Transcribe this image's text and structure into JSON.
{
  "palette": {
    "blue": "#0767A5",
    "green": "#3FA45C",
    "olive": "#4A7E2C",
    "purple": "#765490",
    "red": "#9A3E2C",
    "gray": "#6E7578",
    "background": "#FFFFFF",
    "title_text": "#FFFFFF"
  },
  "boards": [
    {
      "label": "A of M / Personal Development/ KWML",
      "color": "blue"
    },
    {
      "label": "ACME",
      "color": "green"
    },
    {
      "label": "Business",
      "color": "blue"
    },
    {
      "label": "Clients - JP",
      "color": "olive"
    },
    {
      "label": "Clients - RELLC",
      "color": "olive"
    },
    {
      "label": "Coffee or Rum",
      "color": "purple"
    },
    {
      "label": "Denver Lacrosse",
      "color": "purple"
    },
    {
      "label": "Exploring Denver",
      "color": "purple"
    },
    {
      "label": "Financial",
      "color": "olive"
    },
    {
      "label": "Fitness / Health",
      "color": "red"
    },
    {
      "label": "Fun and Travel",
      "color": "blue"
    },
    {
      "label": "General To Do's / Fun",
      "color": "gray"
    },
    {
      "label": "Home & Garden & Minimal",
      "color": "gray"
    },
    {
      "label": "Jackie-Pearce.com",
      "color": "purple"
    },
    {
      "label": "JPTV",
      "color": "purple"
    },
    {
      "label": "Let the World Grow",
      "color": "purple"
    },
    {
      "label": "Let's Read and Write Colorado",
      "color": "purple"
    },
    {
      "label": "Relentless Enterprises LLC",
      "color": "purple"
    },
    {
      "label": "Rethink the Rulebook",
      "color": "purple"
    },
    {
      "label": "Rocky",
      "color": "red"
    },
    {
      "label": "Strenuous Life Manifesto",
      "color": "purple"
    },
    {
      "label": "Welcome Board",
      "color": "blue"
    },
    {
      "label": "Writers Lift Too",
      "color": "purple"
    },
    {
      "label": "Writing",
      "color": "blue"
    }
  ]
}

• What is required: Output the full listing without altering anything.

• Answer below:
Transcribe this image's text and structure into JSON.
{
  "palette": {
    "blue": "#0767A5",
    "green": "#3FA45C",
    "olive": "#4A7E2C",
    "purple": "#765490",
    "red": "#9A3E2C",
    "gray": "#6E7578",
    "background": "#FFFFFF",
    "title_text": "#FFFFFF"
  },
  "boards": [
    {
      "label": "A of M / Personal Development/ KWML",
      "color": "blue"
    },
    {
      "label": "ACME",
      "color": "green"
    },
    {
      "label": "Business",
      "color": "blue"
    },
    {
      "label": "Clients - JP",
      "color": "olive"
    },
    {
      "label": "Clients - RELLC",
      "color": "olive"
    },
    {
      "label": "Coffee or Rum",
      "color": "purple"
    },
    {
      "label": "Denver Lacrosse",
      "color": "purple"
    },
    {
      "label": "Exploring Denver",
      "color": "purple"
    },
    {
      "label": "Financial",
      "color": "olive"
    },
    {
      "label": "Fitness / Health",
      "color": "red"
    },
    {
      "label": "Fun and Travel",
      "color": "blue"
    },
    {
      "label": "General To Do's / Fun",
      "color": "gray"
    },
    {
      "label": "Home & Garden & Minimal",
      "color": "gray"
    },
    {
      "label": "Jackie-Pearce.com",
      "color": "purple"
    },
    {
      "label": "JPTV",
      "color": "purple"
    },
    {
      "label": "Let the World Grow",
      "color": "purple"
    },
    {
      "label": "Let's Read and Write Colorado",
      "color": "purple"
    },
    {
      "label": "Relentless Enterprises LLC",
      "color": "purple"
    },
    {
      "label": "Rethink the Rulebook",
      "color": "purple"
    },
    {
      "label": "Rocky",
      "color": "red"
    },
    {
      "label": "Strenuous Life Manifesto",
      "color": "purple"
    },
    {
      "label": "Welcome Board",
      "color": "blue"
    },
    {
      "label": "Writers Lift Too",
      "color": "purple"
    },
    {
      "label": "Writing",
      "color": "blue"
    }
  ]
}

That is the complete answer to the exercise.